>> start

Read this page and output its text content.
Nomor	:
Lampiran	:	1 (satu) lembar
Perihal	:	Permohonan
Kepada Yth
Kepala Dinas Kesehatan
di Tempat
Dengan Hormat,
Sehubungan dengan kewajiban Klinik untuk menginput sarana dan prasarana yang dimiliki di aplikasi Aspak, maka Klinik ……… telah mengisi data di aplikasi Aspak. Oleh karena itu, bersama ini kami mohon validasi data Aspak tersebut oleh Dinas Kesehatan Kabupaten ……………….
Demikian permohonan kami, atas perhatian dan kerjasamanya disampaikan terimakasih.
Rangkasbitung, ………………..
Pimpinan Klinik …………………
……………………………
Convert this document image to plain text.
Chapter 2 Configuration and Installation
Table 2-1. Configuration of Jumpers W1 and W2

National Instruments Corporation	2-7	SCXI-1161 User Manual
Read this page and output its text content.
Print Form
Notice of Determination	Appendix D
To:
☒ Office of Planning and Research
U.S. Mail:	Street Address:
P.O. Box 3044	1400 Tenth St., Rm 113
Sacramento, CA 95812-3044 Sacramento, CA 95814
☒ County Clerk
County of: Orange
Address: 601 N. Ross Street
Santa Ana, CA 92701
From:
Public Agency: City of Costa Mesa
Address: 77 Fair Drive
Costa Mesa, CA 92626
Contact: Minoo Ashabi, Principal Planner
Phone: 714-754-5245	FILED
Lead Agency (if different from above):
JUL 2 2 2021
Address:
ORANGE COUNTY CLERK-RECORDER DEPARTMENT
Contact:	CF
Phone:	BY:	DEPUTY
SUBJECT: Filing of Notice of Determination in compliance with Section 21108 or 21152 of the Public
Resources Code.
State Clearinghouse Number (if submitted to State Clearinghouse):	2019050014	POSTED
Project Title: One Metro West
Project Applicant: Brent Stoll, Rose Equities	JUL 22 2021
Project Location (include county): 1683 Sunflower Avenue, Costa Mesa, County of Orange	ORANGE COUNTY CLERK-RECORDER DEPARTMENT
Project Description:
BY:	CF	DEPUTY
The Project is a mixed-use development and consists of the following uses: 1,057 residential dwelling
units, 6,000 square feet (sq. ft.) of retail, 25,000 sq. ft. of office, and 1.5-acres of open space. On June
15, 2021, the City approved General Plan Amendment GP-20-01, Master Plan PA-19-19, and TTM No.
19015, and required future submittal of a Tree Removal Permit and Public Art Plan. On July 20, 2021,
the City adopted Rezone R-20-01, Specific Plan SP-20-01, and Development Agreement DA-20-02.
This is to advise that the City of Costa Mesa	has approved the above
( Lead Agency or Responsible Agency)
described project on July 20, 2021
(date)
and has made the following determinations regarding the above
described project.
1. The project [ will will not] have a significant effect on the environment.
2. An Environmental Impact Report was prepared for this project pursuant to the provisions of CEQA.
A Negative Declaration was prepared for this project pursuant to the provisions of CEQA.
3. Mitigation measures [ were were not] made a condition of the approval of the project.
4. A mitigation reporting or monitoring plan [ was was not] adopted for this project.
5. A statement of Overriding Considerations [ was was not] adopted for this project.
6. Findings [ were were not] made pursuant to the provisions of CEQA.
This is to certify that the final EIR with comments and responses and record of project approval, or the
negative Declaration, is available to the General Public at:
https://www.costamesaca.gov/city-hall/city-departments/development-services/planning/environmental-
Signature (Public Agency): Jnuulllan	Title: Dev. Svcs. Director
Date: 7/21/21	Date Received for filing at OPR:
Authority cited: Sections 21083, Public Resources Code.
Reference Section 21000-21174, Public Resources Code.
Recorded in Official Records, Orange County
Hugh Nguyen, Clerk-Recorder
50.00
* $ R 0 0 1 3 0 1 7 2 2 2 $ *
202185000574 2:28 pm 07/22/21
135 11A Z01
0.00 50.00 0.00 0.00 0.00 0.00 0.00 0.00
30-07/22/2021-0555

>> end

Provide the number of lines in the entries that include "Declaration", and no other text.

2